◆ **Extracted text**:
We utilized ChatGPT to polish the noise contained in clinical notes and summarize the clinical notes. The resulting report was then used to generate patient-level representations using clinicalBERT, which were subsequently combined with structured data for sepsis early prediction. This approach yields improved results compared to not employing ChatGPT for processing clinical notes in order to achieve earlier sepsis prediction. To ensure the readability and faithfulness to the original notes of the content generated by LLMs like ChatGPT, we invited an expert ICU doctor to conduct a human evaluation of the reports generated by ChatGPT. The physician expressed satisfaction with the generated report, noting its high readability and faithfulness to the original clinical notes. Moreover, the generated report effectively captures the disease-related information from the original clinical note.

◆ **What is being asked**: Reproduce the entire passage above on ChatGPT-processed clinical notes for sepsis prediction, word for word.

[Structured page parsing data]
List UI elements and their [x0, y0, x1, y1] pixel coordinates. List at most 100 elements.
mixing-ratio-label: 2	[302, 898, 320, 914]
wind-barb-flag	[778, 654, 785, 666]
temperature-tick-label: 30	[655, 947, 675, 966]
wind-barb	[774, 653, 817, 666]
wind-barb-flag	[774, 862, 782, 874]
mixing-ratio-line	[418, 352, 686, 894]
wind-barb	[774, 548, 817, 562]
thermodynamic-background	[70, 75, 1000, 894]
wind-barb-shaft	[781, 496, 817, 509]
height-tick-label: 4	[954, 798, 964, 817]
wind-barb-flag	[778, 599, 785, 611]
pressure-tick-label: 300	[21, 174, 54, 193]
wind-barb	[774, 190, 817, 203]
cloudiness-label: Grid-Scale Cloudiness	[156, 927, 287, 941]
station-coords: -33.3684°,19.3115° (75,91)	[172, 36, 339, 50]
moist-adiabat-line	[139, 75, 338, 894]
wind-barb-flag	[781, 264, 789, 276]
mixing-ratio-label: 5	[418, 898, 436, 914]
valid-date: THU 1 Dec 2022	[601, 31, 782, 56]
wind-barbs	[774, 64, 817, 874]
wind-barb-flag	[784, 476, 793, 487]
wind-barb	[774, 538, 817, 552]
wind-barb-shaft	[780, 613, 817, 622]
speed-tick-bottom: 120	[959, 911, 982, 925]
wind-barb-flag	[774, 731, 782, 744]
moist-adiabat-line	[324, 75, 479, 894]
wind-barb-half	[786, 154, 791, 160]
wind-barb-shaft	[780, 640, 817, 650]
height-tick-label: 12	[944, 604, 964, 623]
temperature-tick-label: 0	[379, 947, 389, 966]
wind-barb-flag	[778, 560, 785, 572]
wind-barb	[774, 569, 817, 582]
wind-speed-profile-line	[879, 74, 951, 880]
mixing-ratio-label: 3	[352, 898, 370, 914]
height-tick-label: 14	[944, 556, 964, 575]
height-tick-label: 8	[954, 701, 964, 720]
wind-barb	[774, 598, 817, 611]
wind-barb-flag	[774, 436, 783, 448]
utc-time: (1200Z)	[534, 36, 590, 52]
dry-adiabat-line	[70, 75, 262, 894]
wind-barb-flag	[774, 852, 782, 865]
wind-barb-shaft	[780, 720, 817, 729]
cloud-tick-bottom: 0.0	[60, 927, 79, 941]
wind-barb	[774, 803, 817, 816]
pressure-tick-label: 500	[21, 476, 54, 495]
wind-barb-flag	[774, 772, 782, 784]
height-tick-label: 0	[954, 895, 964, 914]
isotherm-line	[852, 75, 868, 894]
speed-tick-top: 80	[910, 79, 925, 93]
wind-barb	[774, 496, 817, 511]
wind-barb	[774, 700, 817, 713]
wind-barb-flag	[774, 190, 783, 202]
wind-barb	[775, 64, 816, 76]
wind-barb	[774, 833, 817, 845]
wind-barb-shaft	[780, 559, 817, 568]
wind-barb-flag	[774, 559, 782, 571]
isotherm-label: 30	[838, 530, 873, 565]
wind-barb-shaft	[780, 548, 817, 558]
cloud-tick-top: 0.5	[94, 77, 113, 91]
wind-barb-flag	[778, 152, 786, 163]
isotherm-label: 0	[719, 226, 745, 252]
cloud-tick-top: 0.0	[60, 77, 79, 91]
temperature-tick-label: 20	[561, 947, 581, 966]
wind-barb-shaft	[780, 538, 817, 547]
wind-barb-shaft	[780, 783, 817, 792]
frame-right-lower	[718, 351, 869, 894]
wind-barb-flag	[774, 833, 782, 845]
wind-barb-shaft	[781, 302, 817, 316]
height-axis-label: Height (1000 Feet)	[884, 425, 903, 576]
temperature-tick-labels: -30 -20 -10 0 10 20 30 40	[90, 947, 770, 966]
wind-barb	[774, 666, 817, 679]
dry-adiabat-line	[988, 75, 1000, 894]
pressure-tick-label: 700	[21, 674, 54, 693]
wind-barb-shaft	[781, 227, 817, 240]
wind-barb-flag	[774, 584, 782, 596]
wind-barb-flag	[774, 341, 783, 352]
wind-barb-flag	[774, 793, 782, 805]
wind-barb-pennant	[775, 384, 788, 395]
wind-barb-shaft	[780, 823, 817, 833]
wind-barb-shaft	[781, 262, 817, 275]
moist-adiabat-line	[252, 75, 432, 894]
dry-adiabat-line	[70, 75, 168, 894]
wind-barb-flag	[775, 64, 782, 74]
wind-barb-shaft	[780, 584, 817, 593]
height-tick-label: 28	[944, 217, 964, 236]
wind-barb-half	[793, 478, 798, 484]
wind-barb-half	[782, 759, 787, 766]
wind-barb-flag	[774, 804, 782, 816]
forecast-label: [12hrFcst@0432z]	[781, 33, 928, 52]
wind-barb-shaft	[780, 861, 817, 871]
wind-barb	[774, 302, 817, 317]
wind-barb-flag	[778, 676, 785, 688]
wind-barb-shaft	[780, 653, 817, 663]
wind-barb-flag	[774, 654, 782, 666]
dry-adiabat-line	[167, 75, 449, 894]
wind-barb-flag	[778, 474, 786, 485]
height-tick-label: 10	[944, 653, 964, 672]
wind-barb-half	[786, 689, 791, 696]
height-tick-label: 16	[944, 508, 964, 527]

◆ **Answer space**:
We utilized ChatGPT to polish the noise contained in clinical notes and summarize the clinical notes. The resulting report was then used to generate patient-level representations using clinicalBERT, which were subsequently combined with structured data for sepsis early prediction. This approach yields improved results compared to not employing ChatGPT for processing clinical notes in order to achieve earlier sepsis prediction. To ensure the readability and faithfulness to the original notes of the content generated by LLMs like ChatGPT, we invited an expert ICU doctor to conduct a human evaluation of the reports generated by ChatGPT. The physician expressed satisfaction with the generated report, noting its high readability and faithfulness to the original clinical notes. Moreover, the generated report effectively captures the disease-related information from the original clinical note.